Written request:
Write out, precisely and in full, each line of the material.

## Start Material shown

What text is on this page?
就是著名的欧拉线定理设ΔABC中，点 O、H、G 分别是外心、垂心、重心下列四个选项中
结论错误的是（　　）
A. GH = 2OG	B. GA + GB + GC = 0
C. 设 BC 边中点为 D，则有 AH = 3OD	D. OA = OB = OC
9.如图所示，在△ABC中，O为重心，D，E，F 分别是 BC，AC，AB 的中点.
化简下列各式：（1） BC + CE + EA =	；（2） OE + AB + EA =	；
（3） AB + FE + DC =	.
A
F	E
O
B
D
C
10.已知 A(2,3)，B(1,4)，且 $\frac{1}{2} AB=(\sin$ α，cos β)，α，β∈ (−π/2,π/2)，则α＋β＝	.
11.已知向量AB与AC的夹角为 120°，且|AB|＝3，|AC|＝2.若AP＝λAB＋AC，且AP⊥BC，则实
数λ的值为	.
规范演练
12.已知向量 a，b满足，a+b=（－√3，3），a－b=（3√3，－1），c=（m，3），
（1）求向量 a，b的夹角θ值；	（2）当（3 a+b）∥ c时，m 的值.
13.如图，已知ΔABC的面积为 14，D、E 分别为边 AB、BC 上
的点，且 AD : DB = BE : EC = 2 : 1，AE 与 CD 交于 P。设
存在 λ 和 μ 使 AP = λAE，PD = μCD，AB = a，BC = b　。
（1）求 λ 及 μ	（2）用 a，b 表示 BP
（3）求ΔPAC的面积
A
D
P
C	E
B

## End Material shown

Result:
What text is on this page?
就是著名的欧拉线定理设ΔABC中，点 O、H、G 分别是外心、垂心、重心下列四个选项中
结论错误的是（　　）
A. GH = 2OG	B. GA + GB + GC = 0
C. 设 BC 边中点为 D，则有 AH = 3OD	D. OA = OB = OC
9.如图所示，在△ABC中，O为重心，D，E，F 分别是 BC，AC，AB 的中点.
化简下列各式：（1） BC + CE + EA =	；（2） OE + AB + EA =	；
（3） AB + FE + DC =	.
A
F	E
O
B
D
C
10.已知 A(2,3)，B(1,4)，且 $\frac{1}{2} AB=(\sin$ α，cos β)，α，β∈ (−π/2,π/2)，则α＋β＝	.
11.已知向量AB与AC的夹角为 120°，且|AB|＝3，|AC|＝2.若AP＝λAB＋AC，且AP⊥BC，则实
数λ的值为	.
规范演练
12.已知向量 a，b满足，a+b=（－√3，3），a－b=（3√3，－1），c=（m，3），
（1）求向量 a，b的夹角θ值；	（2）当（3 a+b）∥ c时，m 的值.
13.如图，已知ΔABC的面积为 14，D、E 分别为边 AB、BC 上
的点，且 AD : DB = BE : EC = 2 : 1，AE 与 CD 交于 P。设
存在 λ 和 μ 使 AP = λAE，PD = μCD，AB = a，BC = b　。
（1）求 λ 及 μ	（2）用 a，b 表示 BP
（3）求ΔPAC的面积
A
D
P
C	E
B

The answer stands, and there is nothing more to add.